Your answer should be a single number: the count of lines that include the word "high".
--- BEGIN Records for processing ---
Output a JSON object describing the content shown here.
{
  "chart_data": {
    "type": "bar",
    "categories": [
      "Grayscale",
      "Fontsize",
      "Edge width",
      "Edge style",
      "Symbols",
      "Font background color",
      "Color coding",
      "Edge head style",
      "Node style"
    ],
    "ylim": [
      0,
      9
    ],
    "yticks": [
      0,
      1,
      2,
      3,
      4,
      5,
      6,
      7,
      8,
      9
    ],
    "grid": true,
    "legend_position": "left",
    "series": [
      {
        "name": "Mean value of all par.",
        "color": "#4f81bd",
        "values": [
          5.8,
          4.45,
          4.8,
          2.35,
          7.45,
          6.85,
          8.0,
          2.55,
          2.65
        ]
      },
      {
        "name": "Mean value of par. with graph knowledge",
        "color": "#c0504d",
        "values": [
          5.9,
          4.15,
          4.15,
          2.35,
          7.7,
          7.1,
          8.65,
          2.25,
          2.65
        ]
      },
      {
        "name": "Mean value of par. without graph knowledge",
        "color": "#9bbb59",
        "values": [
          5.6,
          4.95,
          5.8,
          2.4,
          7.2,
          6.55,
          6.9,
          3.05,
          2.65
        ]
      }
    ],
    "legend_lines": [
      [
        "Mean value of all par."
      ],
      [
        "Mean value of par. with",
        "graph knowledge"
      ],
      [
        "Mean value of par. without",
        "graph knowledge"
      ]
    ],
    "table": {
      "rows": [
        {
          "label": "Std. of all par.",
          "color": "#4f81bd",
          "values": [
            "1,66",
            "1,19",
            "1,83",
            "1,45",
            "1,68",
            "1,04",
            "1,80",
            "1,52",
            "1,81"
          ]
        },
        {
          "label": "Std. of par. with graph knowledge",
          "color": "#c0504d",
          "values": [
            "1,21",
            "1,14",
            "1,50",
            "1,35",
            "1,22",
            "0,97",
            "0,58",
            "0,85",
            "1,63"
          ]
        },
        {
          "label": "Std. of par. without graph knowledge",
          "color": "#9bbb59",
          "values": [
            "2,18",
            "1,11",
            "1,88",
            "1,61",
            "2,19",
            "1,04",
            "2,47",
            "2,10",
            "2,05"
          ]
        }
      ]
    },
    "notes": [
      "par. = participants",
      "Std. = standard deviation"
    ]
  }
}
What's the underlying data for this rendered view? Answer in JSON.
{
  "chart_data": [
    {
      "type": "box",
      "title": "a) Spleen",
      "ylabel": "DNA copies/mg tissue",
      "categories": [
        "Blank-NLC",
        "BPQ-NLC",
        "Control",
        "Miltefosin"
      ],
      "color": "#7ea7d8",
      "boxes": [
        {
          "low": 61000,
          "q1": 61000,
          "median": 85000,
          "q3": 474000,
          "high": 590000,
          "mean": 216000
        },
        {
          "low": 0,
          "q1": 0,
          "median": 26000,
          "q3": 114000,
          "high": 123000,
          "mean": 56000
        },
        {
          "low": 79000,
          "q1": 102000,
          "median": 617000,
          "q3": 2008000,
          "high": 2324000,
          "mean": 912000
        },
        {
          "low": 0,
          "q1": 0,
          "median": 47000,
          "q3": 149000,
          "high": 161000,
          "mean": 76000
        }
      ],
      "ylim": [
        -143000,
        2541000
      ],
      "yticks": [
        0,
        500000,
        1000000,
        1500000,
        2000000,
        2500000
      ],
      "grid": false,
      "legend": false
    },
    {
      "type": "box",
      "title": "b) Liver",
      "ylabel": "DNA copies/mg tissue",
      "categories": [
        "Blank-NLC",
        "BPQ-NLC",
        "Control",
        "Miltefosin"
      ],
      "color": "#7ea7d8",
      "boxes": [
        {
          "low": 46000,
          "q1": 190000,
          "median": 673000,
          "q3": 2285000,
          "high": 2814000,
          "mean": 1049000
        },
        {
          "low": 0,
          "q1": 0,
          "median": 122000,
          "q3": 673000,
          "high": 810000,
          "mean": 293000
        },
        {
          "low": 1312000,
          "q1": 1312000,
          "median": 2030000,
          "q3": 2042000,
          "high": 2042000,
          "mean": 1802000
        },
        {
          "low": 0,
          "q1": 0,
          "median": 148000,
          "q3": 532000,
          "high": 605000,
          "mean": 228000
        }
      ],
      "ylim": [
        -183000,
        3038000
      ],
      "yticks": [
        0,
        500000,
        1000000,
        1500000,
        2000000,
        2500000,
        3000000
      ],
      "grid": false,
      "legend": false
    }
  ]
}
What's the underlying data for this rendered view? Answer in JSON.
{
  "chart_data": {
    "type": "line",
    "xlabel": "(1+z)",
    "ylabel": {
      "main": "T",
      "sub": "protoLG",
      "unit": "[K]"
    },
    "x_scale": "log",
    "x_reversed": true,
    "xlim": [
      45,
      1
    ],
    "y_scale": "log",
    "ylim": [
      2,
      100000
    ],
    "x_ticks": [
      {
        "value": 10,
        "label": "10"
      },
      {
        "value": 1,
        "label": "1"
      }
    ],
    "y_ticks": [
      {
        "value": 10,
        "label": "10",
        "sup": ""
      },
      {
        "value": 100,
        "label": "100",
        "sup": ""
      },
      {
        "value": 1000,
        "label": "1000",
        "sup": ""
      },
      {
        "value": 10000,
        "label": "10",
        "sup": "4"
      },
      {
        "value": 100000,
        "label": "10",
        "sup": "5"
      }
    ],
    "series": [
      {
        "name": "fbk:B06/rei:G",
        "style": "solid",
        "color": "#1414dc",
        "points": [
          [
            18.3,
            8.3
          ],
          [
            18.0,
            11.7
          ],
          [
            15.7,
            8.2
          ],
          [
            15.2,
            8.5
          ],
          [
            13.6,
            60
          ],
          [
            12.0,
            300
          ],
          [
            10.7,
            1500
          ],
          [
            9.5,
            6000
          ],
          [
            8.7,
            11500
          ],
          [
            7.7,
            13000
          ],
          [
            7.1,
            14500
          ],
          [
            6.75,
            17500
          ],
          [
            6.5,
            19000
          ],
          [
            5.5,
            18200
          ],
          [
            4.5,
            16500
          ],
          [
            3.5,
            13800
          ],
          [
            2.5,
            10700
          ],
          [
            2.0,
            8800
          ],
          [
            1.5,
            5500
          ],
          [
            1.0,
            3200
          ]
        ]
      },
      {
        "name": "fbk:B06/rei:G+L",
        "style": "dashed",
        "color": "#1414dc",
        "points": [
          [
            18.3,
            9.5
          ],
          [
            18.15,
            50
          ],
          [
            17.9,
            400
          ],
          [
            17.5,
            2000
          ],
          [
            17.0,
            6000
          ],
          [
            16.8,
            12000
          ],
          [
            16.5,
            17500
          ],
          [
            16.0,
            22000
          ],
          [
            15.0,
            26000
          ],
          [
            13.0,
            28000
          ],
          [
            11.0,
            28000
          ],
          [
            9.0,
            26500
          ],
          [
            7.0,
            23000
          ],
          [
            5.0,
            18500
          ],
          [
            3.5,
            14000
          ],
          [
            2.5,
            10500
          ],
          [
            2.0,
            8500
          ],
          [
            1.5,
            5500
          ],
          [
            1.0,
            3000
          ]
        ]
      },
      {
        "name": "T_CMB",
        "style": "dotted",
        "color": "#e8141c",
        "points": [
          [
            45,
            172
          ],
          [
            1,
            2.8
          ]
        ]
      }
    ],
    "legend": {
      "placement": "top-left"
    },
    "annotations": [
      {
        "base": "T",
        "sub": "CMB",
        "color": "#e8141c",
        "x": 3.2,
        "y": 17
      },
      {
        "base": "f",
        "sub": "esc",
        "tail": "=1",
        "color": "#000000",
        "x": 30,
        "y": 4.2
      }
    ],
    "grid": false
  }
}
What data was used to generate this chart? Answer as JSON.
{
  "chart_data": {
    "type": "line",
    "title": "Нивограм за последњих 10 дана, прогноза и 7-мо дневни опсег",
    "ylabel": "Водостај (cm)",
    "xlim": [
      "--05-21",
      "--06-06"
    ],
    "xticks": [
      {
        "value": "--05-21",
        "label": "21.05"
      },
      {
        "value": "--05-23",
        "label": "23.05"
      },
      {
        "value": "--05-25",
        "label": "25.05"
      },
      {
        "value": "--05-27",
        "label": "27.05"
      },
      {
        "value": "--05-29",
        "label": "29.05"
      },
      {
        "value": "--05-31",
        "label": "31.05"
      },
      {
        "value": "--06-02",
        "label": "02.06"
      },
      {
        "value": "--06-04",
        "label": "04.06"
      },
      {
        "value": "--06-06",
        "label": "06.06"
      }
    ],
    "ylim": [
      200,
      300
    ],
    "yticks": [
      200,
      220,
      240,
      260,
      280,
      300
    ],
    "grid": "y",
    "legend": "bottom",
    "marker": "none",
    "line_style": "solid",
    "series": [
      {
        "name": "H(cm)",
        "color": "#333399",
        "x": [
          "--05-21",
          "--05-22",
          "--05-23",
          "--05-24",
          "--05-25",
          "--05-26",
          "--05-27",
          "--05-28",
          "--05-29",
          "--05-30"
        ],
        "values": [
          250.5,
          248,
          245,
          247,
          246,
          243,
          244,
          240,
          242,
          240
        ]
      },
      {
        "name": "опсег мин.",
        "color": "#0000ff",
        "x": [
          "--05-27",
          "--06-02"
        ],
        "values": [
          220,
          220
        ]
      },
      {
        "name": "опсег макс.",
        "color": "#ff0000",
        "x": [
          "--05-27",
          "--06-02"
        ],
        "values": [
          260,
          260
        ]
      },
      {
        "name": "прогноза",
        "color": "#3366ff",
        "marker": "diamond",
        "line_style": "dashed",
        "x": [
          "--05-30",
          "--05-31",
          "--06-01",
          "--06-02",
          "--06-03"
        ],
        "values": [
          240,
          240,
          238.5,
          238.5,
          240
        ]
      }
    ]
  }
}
--- END Records for processing ---
> **Correct answer**: 8